--- begin Input for this task ---

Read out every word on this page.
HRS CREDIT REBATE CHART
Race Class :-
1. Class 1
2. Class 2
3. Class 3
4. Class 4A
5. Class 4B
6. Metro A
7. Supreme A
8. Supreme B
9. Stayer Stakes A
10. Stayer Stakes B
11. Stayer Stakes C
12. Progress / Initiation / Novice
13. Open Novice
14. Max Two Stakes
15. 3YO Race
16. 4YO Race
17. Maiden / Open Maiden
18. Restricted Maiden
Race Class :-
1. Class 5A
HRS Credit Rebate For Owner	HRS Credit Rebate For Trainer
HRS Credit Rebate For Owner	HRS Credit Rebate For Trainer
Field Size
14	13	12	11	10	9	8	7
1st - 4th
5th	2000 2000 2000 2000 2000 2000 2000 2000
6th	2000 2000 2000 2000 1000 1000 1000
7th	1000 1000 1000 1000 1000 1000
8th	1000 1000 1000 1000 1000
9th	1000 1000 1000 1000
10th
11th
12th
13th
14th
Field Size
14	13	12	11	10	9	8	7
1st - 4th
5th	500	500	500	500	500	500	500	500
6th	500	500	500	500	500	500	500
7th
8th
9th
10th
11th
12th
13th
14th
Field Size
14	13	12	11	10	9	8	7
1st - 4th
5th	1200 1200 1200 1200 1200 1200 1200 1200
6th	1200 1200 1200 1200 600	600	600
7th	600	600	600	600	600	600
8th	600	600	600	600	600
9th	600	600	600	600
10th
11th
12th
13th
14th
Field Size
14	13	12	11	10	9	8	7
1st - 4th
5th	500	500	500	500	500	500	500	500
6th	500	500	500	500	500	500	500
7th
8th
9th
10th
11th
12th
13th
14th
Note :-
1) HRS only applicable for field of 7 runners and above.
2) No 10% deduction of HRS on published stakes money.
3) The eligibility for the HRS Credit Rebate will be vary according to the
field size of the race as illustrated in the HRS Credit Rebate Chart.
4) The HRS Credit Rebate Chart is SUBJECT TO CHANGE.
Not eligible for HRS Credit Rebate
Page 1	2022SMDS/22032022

--- end Input for this task ---

* [Exercise goal] Make a verbatim copy of every entry shown above.

* [Task response]
Read out every word on this page.
HRS CREDIT REBATE CHART
Race Class :-
1. Class 1
2. Class 2
3. Class 3
4. Class 4A
5. Class 4B
6. Metro A
7. Supreme A
8. Supreme B
9. Stayer Stakes A
10. Stayer Stakes B
11. Stayer Stakes C
12. Progress / Initiation / Novice
13. Open Novice
14. Max Two Stakes
15. 3YO Race
16. 4YO Race
17. Maiden / Open Maiden
18. Restricted Maiden
Race Class :-
1. Class 5A
HRS Credit Rebate For Owner	HRS Credit Rebate For Trainer
HRS Credit Rebate For Owner	HRS Credit Rebate For Trainer
Field Size
14	13	12	11	10	9	8	7
1st - 4th
5th	2000 2000 2000 2000 2000 2000 2000 2000
6th	2000 2000 2000 2000 1000 1000 1000
7th	1000 1000 1000 1000 1000 1000
8th	1000 1000 1000 1000 1000
9th	1000 1000 1000 1000
10th
11th
12th
13th
14th
Field Size
14	13	12	11	10	9	8	7
1st - 4th
5th	500	500	500	500	500	500	500	500
6th	500	500	500	500	500	500	500
7th
8th
9th
10th
11th
12th
13th
14th
Field Size
14	13	12	11	10	9	8	7
1st - 4th
5th	1200 1200 1200 1200 1200 1200 1200 1200
6th	1200 1200 1200 1200 600	600	600
7th	600	600	600	600	600	600
8th	600	600	600	600	600
9th	600	600	600	600
10th
11th
12th
13th
14th
Field Size
14	13	12	11	10	9	8	7
1st - 4th
5th	500	500	500	500	500	500	500	500
6th	500	500	500	500	500	500	500
7th
8th
9th
10th
11th
12th
13th
14th
Note :-
1) HRS only applicable for field of 7 runners and above.
2) No 10% deduction of HRS on published stakes money.
3) The eligibility for the HRS Credit Rebate will be vary according to the
field size of the race as illustrated in the HRS Credit Rebate Chart.
4) The HRS Credit Rebate Chart is SUBJECT TO CHANGE.
Not eligible for HRS Credit Rebate
Page 1	2022SMDS/22032022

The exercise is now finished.